> _Extracted records_:
>> START
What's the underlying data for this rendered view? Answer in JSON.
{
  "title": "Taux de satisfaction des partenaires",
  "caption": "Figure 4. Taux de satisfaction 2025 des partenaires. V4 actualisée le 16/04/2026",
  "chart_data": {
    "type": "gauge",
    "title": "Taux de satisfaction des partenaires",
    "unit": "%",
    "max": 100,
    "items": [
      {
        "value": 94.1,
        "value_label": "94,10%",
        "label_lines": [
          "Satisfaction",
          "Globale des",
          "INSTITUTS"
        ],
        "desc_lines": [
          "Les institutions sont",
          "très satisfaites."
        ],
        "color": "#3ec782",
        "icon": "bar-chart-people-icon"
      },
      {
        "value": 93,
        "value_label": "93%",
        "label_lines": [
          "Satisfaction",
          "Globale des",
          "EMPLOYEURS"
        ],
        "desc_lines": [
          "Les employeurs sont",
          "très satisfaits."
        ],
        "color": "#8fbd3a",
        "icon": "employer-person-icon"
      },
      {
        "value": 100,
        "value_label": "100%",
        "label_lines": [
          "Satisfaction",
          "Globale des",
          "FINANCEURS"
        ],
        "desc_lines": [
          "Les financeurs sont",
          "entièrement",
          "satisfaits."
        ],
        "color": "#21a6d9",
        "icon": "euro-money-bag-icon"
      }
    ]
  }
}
>> END
> _Task to complete_: Transcribe every entry exactly, omitting nothing.

> _Response to the exercise_:
What's the underlying data for this rendered view? Answer in JSON.
{
  "title": "Taux de satisfaction des partenaires",
  "caption": "Figure 4. Taux de satisfaction 2025 des partenaires. V4 actualisée le 16/04/2026",
  "chart_data": {
    "type": "gauge",
    "title": "Taux de satisfaction des partenaires",
    "unit": "%",
    "max": 100,
    "items": [
      {
        "value": 94.1,
        "value_label": "94,10%",
        "label_lines": [
          "Satisfaction",
          "Globale des",
          "INSTITUTS"
        ],
        "desc_lines": [
          "Les institutions sont",
          "très satisfaites."
        ],
        "color": "#3ec782",
        "icon": "bar-chart-people-icon"
      },
      {
        "value": 93,
        "value_label": "93%",
        "label_lines": [
          "Satisfaction",
          "Globale des",
          "EMPLOYEURS"
        ],
        "desc_lines": [
          "Les employeurs sont",
          "très satisfaits."
        ],
        "color": "#8fbd3a",
        "icon": "employer-person-icon"
      },
      {
        "value": 100,
        "value_label": "100%",
        "label_lines": [
          "Satisfaction",
          "Globale des",
          "FINANCEURS"
        ],
        "desc_lines": [
          "Les financeurs sont",
          "entièrement",
          "satisfaits."
        ],
        "color": "#21a6d9",
        "icon": "euro-money-bag-icon"
      }
    ]
  }
}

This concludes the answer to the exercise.